(Part of a data file)
** start **
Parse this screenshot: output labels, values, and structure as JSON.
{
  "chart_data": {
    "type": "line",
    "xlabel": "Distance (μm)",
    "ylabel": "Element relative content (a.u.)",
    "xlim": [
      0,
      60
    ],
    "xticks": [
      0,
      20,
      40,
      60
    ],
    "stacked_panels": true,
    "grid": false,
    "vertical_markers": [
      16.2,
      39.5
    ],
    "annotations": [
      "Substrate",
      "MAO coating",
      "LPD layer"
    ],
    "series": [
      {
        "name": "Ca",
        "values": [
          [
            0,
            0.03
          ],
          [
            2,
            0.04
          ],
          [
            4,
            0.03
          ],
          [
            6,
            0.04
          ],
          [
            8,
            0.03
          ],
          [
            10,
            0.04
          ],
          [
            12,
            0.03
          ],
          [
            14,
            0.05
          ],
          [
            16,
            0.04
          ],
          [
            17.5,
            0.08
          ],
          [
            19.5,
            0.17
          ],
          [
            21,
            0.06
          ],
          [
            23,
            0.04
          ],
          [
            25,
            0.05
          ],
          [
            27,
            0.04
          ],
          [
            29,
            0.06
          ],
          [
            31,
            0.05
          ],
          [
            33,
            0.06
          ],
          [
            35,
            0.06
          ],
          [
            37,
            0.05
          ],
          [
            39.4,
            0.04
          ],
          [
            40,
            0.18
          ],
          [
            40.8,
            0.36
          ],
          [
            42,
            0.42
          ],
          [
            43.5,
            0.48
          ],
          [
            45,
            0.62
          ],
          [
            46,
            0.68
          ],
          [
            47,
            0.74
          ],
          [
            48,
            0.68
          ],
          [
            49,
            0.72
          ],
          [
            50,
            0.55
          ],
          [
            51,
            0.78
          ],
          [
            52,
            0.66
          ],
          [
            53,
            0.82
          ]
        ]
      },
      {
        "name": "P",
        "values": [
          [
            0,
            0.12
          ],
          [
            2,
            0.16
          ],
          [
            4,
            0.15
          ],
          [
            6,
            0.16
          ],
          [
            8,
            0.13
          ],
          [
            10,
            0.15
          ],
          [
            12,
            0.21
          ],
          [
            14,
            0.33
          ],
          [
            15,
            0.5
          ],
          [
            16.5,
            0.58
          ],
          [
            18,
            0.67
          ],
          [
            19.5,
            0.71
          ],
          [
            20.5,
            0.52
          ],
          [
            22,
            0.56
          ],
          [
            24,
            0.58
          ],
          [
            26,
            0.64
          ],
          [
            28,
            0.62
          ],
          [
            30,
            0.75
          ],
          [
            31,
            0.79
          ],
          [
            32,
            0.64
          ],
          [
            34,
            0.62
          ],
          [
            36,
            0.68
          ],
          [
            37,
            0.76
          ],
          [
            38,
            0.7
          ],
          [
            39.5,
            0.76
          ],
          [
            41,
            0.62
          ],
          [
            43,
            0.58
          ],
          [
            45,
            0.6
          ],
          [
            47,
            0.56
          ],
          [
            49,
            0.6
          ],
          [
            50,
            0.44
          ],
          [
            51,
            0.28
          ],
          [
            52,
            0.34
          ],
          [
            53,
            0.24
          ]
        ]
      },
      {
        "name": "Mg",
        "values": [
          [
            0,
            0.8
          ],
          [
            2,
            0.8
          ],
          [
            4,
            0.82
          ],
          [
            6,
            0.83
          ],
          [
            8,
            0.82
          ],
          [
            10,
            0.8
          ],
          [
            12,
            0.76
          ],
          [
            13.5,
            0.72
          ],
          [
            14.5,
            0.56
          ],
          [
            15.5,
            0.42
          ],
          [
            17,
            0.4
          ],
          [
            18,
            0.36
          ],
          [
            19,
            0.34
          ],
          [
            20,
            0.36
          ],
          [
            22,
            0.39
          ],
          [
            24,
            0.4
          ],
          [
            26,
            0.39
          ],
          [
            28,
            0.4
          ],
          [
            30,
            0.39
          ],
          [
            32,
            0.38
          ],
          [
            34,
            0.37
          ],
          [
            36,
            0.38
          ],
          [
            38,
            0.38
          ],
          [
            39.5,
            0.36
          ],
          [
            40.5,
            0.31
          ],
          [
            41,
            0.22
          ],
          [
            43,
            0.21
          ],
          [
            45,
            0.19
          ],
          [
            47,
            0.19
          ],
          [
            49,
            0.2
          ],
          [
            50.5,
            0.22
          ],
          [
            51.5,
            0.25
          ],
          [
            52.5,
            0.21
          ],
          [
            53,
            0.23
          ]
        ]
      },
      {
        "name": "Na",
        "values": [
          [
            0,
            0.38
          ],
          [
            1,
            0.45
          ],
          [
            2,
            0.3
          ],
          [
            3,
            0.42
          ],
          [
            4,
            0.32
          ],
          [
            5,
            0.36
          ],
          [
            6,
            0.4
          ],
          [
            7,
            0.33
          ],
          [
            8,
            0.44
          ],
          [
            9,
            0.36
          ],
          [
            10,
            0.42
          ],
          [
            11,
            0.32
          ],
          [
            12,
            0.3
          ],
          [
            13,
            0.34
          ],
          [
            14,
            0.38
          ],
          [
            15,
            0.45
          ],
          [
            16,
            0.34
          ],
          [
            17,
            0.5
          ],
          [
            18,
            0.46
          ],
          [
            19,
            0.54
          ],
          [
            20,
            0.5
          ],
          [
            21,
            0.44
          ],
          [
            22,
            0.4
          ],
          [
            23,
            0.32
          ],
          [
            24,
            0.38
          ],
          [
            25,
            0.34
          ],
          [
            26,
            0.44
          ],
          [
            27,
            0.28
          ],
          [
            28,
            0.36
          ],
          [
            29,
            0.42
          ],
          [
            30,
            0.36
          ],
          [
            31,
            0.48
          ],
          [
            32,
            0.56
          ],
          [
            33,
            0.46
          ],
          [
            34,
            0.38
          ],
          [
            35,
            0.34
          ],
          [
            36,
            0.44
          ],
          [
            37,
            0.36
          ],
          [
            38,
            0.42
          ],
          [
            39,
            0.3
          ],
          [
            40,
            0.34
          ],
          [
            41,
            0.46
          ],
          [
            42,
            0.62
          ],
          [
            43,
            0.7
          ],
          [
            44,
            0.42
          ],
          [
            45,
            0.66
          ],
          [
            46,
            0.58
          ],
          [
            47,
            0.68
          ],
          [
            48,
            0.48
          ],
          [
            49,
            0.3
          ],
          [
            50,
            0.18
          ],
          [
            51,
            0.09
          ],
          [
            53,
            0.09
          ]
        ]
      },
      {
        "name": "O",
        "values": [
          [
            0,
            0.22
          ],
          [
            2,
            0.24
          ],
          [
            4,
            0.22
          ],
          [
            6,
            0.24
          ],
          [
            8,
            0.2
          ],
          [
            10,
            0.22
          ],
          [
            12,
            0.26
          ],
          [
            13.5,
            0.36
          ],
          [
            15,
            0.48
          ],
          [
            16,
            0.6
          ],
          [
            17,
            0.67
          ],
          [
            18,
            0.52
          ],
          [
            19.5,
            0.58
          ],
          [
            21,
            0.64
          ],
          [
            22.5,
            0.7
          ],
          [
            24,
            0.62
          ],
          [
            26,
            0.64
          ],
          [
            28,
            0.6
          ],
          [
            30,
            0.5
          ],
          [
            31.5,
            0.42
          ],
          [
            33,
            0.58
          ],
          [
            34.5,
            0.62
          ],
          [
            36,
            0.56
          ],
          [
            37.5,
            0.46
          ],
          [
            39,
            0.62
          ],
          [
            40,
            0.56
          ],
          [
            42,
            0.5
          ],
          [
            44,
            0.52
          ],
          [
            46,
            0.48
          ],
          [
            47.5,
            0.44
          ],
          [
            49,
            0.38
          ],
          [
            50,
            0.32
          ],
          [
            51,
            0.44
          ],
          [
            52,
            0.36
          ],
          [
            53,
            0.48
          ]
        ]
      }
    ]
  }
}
** end **
WRITTEN REQUEST: Repeat the data verbatim.

TASK RESPONSE:
Parse this screenshot: output labels, values, and structure as JSON.
{
  "chart_data": {
    "type": "line",
    "xlabel": "Distance (μm)",
    "ylabel": "Element relative content (a.u.)",
    "xlim": [
      0,
      60
    ],
    "xticks": [
      0,
      20,
      40,
      60
    ],
    "stacked_panels": true,
    "grid": false,
    "vertical_markers": [
      16.2,
      39.5
    ],
    "annotations": [
      "Substrate",
      "MAO coating",
      "LPD layer"
    ],
    "series": [
      {
        "name": "Ca",
        "values": [
          [
            0,
            0.03
          ],
          [
            2,
            0.04
          ],
          [
            4,
            0.03
          ],
          [
            6,
            0.04
          ],
          [
            8,
            0.03
          ],
          [
            10,
            0.04
          ],
          [
            12,
            0.03
          ],
          [
            14,
            0.05
          ],
          [
            16,
            0.04
          ],
          [
            17.5,
            0.08
          ],
          [
            19.5,
            0.17
          ],
          [
            21,
            0.06
          ],
          [
            23,
            0.04
          ],
          [
            25,
            0.05
          ],
          [
            27,
            0.04
          ],
          [
            29,
            0.06
          ],
          [
            31,
            0.05
          ],
          [
            33,
            0.06
          ],
          [
            35,
            0.06
          ],
          [
            37,
            0.05
          ],
          [
            39.4,
            0.04
          ],
          [
            40,
            0.18
          ],
          [
            40.8,
            0.36
          ],
          [
            42,
            0.42
          ],
          [
            43.5,
            0.48
          ],
          [
            45,
            0.62
          ],
          [
            46,
            0.68
          ],
          [
            47,
            0.74
          ],
          [
            48,
            0.68
          ],
          [
            49,
            0.72
          ],
          [
            50,
            0.55
          ],
          [
            51,
            0.78
          ],
          [
            52,
            0.66
          ],
          [
            53,
            0.82
          ]
        ]
      },
      {
        "name": "P",
        "values": [
          [
            0,
            0.12
          ],
          [
            2,
            0.16
          ],
          [
            4,
            0.15
          ],
          [
            6,
            0.16
          ],
          [
            8,
            0.13
          ],
          [
            10,
            0.15
          ],
          [
            12,
            0.21
          ],
          [
            14,
            0.33
          ],
          [
            15,
            0.5
          ],
          [
            16.5,
            0.58
          ],
          [
            18,
            0.67
          ],
          [
            19.5,
            0.71
          ],
          [
            20.5,
            0.52
          ],
          [
            22,
            0.56
          ],
          [
            24,
            0.58
          ],
          [
            26,
            0.64
          ],
          [
            28,
            0.62
          ],
          [
            30,
            0.75
          ],
          [
            31,
            0.79
          ],
          [
            32,
            0.64
          ],
          [
            34,
            0.62
          ],
          [
            36,
            0.68
          ],
          [
            37,
            0.76
          ],
          [
            38,
            0.7
          ],
          [
            39.5,
            0.76
          ],
          [
            41,
            0.62
          ],
          [
            43,
            0.58
          ],
          [
            45,
            0.6
          ],
          [
            47,
            0.56
          ],
          [
            49,
            0.6
          ],
          [
            50,
            0.44
          ],
          [
            51,
            0.28
          ],
          [
            52,
            0.34
          ],
          [
            53,
            0.24
          ]
        ]
      },
      {
        "name": "Mg",
        "values": [
          [
            0,
            0.8
          ],
          [
            2,
            0.8
          ],
          [
            4,
            0.82
          ],
          [
            6,
            0.83
          ],
          [
            8,
            0.82
          ],
          [
            10,
            0.8
          ],
          [
            12,
            0.76
          ],
          [
            13.5,
            0.72
          ],
          [
            14.5,
            0.56
          ],
          [
            15.5,
            0.42
          ],
          [
            17,
            0.4
          ],
          [
            18,
            0.36
          ],
          [
            19,
            0.34
          ],
          [
            20,
            0.36
          ],
          [
            22,
            0.39
          ],
          [
            24,
            0.4
          ],
          [
            26,
            0.39
          ],
          [
            28,
            0.4
          ],
          [
            30,
            0.39
          ],
          [
            32,
            0.38
          ],
          [
            34,
            0.37
          ],
          [
            36,
            0.38
          ],
          [
            38,
            0.38
          ],
          [
            39.5,
            0.36
          ],
          [
            40.5,
            0.31
          ],
          [
            41,
            0.22
          ],
          [
            43,
            0.21
          ],
          [
            45,
            0.19
          ],
          [
            47,
            0.19
          ],
          [
            49,
            0.2
          ],
          [
            50.5,
            0.22
          ],
          [
            51.5,
            0.25
          ],
          [
            52.5,
            0.21
          ],
          [
            53,
            0.23
          ]
        ]
      },
      {
        "name": "Na",
        "values": [
          [
            0,
            0.38
          ],
          [
            1,
            0.45
          ],
          [
            2,
            0.3
          ],
          [
            3,
            0.42
          ],
          [
            4,
            0.32
          ],
          [
            5,
            0.36
          ],
          [
            6,
            0.4
          ],
          [
            7,
            0.33
          ],
          [
            8,
            0.44
          ],
          [
            9,
            0.36
          ],
          [
            10,
            0.42
          ],
          [
            11,
            0.32
          ],
          [
            12,
            0.3
          ],
          [
            13,
            0.34
          ],
          [
            14,
            0.38
          ],
          [
            15,
            0.45
          ],
          [
            16,
            0.34
          ],
          [
            17,
            0.5
          ],
          [
            18,
            0.46
          ],
          [
            19,
            0.54
          ],
          [
            20,
            0.5
          ],
          [
            21,
            0.44
          ],
          [
            22,
            0.4
          ],
          [
            23,
            0.32
          ],
          [
            24,
            0.38
          ],
          [
            25,
            0.34
          ],
          [
            26,
            0.44
          ],
          [
            27,
            0.28
          ],
          [
            28,
            0.36
          ],
          [
            29,
            0.42
          ],
          [
            30,
            0.36
          ],
          [
            31,
            0.48
          ],
          [
            32,
            0.56
          ],
          [
            33,
            0.46
          ],
          [
            34,
            0.38
          ],
          [
            35,
            0.34
          ],
          [
            36,
            0.44
          ],
          [
            37,
            0.36
          ],
          [
            38,
            0.42
          ],
          [
            39,
            0.3
          ],
          [
            40,
            0.34
          ],
          [
            41,
            0.46
          ],
          [
            42,
            0.62
          ],
          [
            43,
            0.7
          ],
          [
            44,
            0.42
          ],
          [
            45,
            0.66
          ],
          [
            46,
            0.58
          ],
          [
            47,
            0.68
          ],
          [
            48,
            0.48
          ],
          [
            49,
            0.3
          ],
          [
            50,
            0.18
          ],
          [
            51,
            0.09
          ],
          [
            53,
            0.09
          ]
        ]
      },
      {
        "name": "O",
        "values": [
          [
            0,
            0.22
          ],
          [
            2,
            0.24
          ],
          [
            4,
            0.22
          ],
          [
            6,
            0.24
          ],
          [
            8,
            0.2
          ],
          [
            10,
            0.22
          ],
          [
            12,
            0.26
          ],
          [
            13.5,
            0.36
          ],
          [
            15,
            0.48
          ],
          [
            16,
            0.6
          ],
          [
            17,
            0.67
          ],
          [
            18,
            0.52
          ],
          [
            19.5,
            0.58
          ],
          [
            21,
            0.64
          ],
          [
            22.5,
            0.7
          ],
          [
            24,
            0.62
          ],
          [
            26,
            0.64
          ],
          [
            28,
            0.6
          ],
          [
            30,
            0.5
          ],
          [
            31.5,
            0.42
          ],
          [
            33,
            0.58
          ],
          [
            34.5,
            0.62
          ],
          [
            36,
            0.56
          ],
          [
            37.5,
            0.46
          ],
          [
            39,
            0.62
          ],
          [
            40,
            0.56
          ],
          [
            42,
            0.5
          ],
          [
            44,
            0.52
          ],
          [
            46,
            0.48
          ],
          [
            47.5,
            0.44
          ],
          [
            49,
            0.38
          ],
          [
            50,
            0.32
          ],
          [
            51,
            0.44
          ],
          [
            52,
            0.36
          ],
          [
            53,
            0.48
          ]
        ]
      }
    ]
  }
}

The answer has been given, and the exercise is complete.